Records for this exercise -
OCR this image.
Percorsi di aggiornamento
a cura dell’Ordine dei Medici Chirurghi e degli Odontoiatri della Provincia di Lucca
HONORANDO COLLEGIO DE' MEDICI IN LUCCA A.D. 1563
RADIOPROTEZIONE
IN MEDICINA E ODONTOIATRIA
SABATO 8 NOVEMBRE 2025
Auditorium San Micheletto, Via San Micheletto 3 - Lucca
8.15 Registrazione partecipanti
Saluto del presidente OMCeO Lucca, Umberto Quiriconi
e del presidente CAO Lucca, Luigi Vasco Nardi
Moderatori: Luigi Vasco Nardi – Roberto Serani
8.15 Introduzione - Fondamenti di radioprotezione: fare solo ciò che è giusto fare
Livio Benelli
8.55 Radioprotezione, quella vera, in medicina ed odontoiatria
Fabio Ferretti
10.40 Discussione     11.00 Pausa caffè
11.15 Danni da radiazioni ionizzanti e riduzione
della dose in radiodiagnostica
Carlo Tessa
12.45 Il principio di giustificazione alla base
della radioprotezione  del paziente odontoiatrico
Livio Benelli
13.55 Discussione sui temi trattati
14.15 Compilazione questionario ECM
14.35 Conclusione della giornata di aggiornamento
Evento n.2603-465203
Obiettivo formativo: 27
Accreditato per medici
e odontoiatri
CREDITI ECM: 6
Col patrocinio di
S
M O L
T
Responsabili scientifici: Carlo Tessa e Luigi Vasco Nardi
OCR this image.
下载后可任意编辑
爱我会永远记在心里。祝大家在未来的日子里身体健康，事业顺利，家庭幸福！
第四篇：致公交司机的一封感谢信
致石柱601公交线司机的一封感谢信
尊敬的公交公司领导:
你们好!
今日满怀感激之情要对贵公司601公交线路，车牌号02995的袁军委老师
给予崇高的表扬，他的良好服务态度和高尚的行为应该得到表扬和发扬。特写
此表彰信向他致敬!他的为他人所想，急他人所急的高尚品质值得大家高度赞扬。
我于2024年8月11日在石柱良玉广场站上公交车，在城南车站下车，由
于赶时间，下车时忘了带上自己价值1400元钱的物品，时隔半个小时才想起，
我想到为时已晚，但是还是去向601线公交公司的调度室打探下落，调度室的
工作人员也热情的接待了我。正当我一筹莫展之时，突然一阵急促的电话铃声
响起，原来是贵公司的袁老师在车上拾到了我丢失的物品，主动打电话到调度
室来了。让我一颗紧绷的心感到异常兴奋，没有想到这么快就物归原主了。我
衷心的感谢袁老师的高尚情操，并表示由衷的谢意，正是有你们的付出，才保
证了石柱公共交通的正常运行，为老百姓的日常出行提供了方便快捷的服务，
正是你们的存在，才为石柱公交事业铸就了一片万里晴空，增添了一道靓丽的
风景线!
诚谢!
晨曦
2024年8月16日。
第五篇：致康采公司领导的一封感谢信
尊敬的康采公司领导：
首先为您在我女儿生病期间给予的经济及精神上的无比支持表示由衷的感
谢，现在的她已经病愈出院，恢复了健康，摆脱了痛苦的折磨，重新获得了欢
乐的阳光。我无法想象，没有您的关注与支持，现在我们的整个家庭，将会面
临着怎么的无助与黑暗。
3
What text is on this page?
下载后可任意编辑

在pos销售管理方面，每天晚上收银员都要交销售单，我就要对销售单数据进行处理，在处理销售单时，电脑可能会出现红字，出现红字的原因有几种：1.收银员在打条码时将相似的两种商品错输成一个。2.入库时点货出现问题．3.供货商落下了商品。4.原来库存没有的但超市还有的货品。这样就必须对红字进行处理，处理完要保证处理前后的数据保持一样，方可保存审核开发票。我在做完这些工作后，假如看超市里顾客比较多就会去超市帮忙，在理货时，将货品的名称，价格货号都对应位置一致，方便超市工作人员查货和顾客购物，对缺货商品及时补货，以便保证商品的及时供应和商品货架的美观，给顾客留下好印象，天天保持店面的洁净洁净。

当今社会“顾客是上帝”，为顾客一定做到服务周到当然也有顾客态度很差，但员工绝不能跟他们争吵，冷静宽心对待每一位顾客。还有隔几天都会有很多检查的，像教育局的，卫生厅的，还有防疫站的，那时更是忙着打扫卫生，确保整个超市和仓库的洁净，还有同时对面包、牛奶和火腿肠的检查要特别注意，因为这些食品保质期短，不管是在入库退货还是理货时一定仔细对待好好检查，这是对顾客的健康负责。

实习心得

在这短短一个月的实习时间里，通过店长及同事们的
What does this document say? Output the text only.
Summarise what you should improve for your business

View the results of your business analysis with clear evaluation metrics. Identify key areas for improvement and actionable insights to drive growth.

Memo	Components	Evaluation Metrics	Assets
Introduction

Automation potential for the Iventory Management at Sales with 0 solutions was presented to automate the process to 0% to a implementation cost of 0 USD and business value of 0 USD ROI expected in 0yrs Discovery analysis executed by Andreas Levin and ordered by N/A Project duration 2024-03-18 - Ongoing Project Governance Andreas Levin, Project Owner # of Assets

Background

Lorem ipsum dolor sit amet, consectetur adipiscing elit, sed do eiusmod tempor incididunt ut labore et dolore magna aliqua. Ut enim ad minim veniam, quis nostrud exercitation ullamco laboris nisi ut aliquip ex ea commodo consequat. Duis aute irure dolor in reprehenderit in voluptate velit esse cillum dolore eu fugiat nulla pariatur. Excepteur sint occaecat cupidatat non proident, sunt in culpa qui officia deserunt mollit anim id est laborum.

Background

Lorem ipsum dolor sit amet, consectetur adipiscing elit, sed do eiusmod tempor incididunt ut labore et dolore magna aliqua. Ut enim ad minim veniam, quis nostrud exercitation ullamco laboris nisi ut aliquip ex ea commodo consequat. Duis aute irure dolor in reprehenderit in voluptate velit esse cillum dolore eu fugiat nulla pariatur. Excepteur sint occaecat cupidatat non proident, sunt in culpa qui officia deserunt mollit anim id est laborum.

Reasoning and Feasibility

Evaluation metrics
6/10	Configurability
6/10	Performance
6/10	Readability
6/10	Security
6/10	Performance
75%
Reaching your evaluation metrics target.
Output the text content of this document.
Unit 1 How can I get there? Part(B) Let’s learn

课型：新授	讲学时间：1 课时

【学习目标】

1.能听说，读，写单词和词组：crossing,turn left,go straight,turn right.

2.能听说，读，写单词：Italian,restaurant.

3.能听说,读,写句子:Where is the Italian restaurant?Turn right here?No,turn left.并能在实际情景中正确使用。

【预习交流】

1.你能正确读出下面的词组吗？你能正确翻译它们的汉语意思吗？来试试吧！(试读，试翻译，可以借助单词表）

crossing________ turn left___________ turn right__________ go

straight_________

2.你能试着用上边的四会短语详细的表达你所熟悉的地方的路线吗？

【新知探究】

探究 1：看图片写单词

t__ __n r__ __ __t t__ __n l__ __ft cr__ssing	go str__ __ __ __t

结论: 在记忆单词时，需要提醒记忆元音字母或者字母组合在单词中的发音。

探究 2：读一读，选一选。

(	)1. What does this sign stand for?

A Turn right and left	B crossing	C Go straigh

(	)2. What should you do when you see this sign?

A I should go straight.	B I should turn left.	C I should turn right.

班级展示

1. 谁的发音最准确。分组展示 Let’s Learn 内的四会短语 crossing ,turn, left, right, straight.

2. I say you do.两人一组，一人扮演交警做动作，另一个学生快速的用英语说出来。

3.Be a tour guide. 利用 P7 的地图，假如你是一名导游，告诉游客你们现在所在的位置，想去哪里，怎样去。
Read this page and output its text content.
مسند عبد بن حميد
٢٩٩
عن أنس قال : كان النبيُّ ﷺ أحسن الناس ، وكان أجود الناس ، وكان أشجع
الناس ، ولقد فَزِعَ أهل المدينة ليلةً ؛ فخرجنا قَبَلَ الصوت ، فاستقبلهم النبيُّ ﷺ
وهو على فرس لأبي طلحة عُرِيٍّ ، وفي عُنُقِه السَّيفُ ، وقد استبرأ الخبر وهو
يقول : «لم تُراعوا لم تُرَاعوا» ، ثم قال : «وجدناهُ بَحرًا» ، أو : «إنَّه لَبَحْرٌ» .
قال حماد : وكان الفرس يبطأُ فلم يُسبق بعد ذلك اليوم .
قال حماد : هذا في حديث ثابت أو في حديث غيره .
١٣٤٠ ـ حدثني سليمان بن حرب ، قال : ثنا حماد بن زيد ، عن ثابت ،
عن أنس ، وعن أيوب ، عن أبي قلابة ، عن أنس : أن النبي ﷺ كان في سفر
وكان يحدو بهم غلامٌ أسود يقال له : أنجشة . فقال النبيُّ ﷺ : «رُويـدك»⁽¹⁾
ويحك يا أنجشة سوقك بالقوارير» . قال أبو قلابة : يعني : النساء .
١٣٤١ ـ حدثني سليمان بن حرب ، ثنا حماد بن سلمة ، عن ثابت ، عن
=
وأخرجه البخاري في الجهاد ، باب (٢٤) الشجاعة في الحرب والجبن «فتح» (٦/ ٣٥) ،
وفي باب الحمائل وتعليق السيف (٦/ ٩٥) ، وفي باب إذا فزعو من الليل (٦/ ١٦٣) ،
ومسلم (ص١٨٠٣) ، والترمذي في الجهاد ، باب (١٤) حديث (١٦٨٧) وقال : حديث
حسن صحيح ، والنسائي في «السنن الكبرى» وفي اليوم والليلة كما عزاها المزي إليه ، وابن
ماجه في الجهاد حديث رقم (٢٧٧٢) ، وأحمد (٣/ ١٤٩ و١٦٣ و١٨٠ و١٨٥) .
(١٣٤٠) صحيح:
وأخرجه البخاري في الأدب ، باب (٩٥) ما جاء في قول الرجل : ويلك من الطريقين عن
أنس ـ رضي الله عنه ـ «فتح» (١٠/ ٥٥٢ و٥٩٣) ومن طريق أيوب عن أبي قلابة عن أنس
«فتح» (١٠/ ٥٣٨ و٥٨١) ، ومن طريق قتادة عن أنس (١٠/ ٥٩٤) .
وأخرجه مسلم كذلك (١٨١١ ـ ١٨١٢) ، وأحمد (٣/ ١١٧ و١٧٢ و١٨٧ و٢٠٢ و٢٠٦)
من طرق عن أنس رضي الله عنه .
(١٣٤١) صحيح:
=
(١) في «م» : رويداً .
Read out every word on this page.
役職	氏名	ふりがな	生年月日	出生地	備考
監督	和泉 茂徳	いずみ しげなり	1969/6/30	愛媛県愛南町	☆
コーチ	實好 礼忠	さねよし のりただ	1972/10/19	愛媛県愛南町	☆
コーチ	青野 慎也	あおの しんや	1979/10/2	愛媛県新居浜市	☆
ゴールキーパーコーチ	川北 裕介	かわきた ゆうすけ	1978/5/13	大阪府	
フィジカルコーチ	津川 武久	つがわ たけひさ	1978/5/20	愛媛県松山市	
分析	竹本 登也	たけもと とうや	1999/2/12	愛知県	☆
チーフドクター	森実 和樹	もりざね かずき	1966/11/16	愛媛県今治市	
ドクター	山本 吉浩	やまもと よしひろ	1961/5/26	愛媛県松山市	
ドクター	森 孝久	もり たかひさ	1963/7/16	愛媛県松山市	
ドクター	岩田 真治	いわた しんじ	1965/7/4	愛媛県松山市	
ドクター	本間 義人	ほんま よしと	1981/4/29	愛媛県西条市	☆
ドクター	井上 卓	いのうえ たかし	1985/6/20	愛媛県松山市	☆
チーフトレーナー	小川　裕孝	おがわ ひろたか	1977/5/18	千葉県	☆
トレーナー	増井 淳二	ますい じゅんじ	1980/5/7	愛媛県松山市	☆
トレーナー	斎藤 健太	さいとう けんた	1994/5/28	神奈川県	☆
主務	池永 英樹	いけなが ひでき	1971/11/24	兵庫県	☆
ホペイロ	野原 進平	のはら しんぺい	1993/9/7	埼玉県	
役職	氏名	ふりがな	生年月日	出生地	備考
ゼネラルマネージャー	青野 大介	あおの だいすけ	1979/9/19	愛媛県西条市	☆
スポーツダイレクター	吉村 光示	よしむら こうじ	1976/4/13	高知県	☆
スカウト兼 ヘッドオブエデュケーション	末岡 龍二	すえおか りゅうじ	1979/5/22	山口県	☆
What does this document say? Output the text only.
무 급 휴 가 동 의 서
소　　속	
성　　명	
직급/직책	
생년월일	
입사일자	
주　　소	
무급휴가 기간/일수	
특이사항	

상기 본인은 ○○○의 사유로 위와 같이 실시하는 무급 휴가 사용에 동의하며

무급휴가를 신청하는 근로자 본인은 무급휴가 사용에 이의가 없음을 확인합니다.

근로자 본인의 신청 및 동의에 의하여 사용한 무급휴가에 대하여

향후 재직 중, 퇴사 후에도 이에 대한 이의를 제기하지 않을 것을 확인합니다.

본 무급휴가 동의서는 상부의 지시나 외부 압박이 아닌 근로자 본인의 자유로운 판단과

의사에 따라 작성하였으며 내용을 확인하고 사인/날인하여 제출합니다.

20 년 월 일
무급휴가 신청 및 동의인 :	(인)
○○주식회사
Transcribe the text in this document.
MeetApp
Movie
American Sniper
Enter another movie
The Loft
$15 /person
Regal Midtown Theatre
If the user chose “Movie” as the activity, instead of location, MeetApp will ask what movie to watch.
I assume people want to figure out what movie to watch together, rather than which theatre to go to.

Task prompt - Repeat only the stretch of lines that opens with the line containing "Read out every word on this page." and closes with the final line of the entries, both included, exactly as written.

Written solution -
Read out every word on this page.
役職	氏名	ふりがな	生年月日	出生地	備考
監督	和泉 茂徳	いずみ しげなり	1969/6/30	愛媛県愛南町	☆
コーチ	實好 礼忠	さねよし のりただ	1972/10/19	愛媛県愛南町	☆
コーチ	青野 慎也	あおの しんや	1979/10/2	愛媛県新居浜市	☆
ゴールキーパーコーチ	川北 裕介	かわきた ゆうすけ	1978/5/13	大阪府	
フィジカルコーチ	津川 武久	つがわ たけひさ	1978/5/20	愛媛県松山市	
分析	竹本 登也	たけもと とうや	1999/2/12	愛知県	☆
チーフドクター	森実 和樹	もりざね かずき	1966/11/16	愛媛県今治市	
ドクター	山本 吉浩	やまもと よしひろ	1961/5/26	愛媛県松山市	
ドクター	森 孝久	もり たかひさ	1963/7/16	愛媛県松山市	
ドクター	岩田 真治	いわた しんじ	1965/7/4	愛媛県松山市	
ドクター	本間 義人	ほんま よしと	1981/4/29	愛媛県西条市	☆
ドクター	井上 卓	いのうえ たかし	1985/6/20	愛媛県松山市	☆
チーフトレーナー	小川　裕孝	おがわ ひろたか	1977/5/18	千葉県	☆
トレーナー	増井 淳二	ますい じゅんじ	1980/5/7	愛媛県松山市	☆
トレーナー	斎藤 健太	さいとう けんた	1994/5/28	神奈川県	☆
主務	池永 英樹	いけなが ひでき	1971/11/24	兵庫県	☆
ホペイロ	野原 進平	のはら しんぺい	1993/9/7	埼玉県	
役職	氏名	ふりがな	生年月日	出生地	備考
ゼネラルマネージャー	青野 大介	あおの だいすけ	1979/9/19	愛媛県西条市	☆
スポーツダイレクター	吉村 光示	よしむら こうじ	1976/4/13	高知県	☆
スカウト兼 ヘッドオブエデュケーション	末岡 龍二	すえおか りゅうじ	1979/5/22	山口県	☆
What does this document say? Output the text only.
무 급 휴 가 동 의 서
소　　속	
성　　명	
직급/직책	
생년월일	
입사일자	
주　　소	
무급휴가 기간/일수	
특이사항	

상기 본인은 ○○○의 사유로 위와 같이 실시하는 무급 휴가 사용에 동의하며

무급휴가를 신청하는 근로자 본인은 무급휴가 사용에 이의가 없음을 확인합니다.

근로자 본인의 신청 및 동의에 의하여 사용한 무급휴가에 대하여

향후 재직 중, 퇴사 후에도 이에 대한 이의를 제기하지 않을 것을 확인합니다.

본 무급휴가 동의서는 상부의 지시나 외부 압박이 아닌 근로자 본인의 자유로운 판단과

의사에 따라 작성하였으며 내용을 확인하고 사인/날인하여 제출합니다.

20 년 월 일
무급휴가 신청 및 동의인 :	(인)
○○주식회사
Transcribe the text in this document.
MeetApp
Movie
American Sniper
Enter another movie
The Loft
$15 /person
Regal Midtown Theatre
If the user chose “Movie” as the activity, instead of location, MeetApp will ask what movie to watch.
I assume people want to figure out what movie to watch together, rather than which theatre to go to.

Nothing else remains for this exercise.